Take all the material and copy it exactly.

#### SUPPLIED DATA:

===

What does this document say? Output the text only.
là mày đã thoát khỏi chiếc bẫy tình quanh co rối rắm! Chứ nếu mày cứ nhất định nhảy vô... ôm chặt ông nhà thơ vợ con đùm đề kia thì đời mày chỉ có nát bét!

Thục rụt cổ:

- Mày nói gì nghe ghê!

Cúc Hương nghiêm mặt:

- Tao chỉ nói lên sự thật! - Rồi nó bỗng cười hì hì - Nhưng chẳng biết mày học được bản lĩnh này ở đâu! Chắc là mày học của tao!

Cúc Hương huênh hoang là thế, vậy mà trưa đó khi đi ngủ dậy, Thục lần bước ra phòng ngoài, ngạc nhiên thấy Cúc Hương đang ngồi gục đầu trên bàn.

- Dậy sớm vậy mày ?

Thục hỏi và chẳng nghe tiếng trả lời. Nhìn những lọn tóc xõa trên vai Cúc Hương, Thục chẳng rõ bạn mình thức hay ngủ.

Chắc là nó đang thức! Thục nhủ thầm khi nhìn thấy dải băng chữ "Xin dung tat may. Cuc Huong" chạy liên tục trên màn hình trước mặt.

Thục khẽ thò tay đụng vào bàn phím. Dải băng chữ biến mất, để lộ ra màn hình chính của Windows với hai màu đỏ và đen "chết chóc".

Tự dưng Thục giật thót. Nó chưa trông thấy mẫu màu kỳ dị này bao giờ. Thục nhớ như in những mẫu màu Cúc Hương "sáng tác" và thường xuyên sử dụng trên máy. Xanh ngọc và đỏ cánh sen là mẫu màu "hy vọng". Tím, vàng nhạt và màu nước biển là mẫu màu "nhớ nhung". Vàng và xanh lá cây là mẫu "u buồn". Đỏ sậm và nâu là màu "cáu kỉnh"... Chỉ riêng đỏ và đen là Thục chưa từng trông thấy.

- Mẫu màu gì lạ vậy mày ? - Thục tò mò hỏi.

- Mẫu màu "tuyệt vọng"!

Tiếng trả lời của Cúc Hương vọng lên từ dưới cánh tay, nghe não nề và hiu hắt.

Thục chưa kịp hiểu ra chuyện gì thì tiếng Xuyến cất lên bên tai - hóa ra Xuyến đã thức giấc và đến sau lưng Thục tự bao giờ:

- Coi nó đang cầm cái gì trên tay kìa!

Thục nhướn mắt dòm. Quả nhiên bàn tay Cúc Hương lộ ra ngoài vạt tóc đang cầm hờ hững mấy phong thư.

===

#### SOLUTION FOR THIS TASK:
What does this document say? Output the text only.
là mày đã thoát khỏi chiếc bẫy tình quanh co rối rắm! Chứ nếu mày cứ nhất định nhảy vô... ôm chặt ông nhà thơ vợ con đùm đề kia thì đời mày chỉ có nát bét!

Thục rụt cổ:

- Mày nói gì nghe ghê!

Cúc Hương nghiêm mặt:

- Tao chỉ nói lên sự thật! - Rồi nó bỗng cười hì hì - Nhưng chẳng biết mày học được bản lĩnh này ở đâu! Chắc là mày học của tao!

Cúc Hương huênh hoang là thế, vậy mà trưa đó khi đi ngủ dậy, Thục lần bước ra phòng ngoài, ngạc nhiên thấy Cúc Hương đang ngồi gục đầu trên bàn.

- Dậy sớm vậy mày ?

Thục hỏi và chẳng nghe tiếng trả lời. Nhìn những lọn tóc xõa trên vai Cúc Hương, Thục chẳng rõ bạn mình thức hay ngủ.

Chắc là nó đang thức! Thục nhủ thầm khi nhìn thấy dải băng chữ "Xin dung tat may. Cuc Huong" chạy liên tục trên màn hình trước mặt.

Thục khẽ thò tay đụng vào bàn phím. Dải băng chữ biến mất, để lộ ra màn hình chính của Windows với hai màu đỏ và đen "chết chóc".

Tự dưng Thục giật thót. Nó chưa trông thấy mẫu màu kỳ dị này bao giờ. Thục nhớ như in những mẫu màu Cúc Hương "sáng tác" và thường xuyên sử dụng trên máy. Xanh ngọc và đỏ cánh sen là mẫu màu "hy vọng". Tím, vàng nhạt và màu nước biển là mẫu màu "nhớ nhung". Vàng và xanh lá cây là mẫu "u buồn". Đỏ sậm và nâu là màu "cáu kỉnh"... Chỉ riêng đỏ và đen là Thục chưa từng trông thấy.

- Mẫu màu gì lạ vậy mày ? - Thục tò mò hỏi.

- Mẫu màu "tuyệt vọng"!

Tiếng trả lời của Cúc Hương vọng lên từ dưới cánh tay, nghe não nề và hiu hắt.

Thục chưa kịp hiểu ra chuyện gì thì tiếng Xuyến cất lên bên tai - hóa ra Xuyến đã thức giấc và đến sau lưng Thục tự bao giờ:

- Coi nó đang cầm cái gì trên tay kìa!

Thục nhướn mắt dòm. Quả nhiên bàn tay Cúc Hương lộ ra ngoài vạt tóc đang cầm hờ hững mấy phong thư.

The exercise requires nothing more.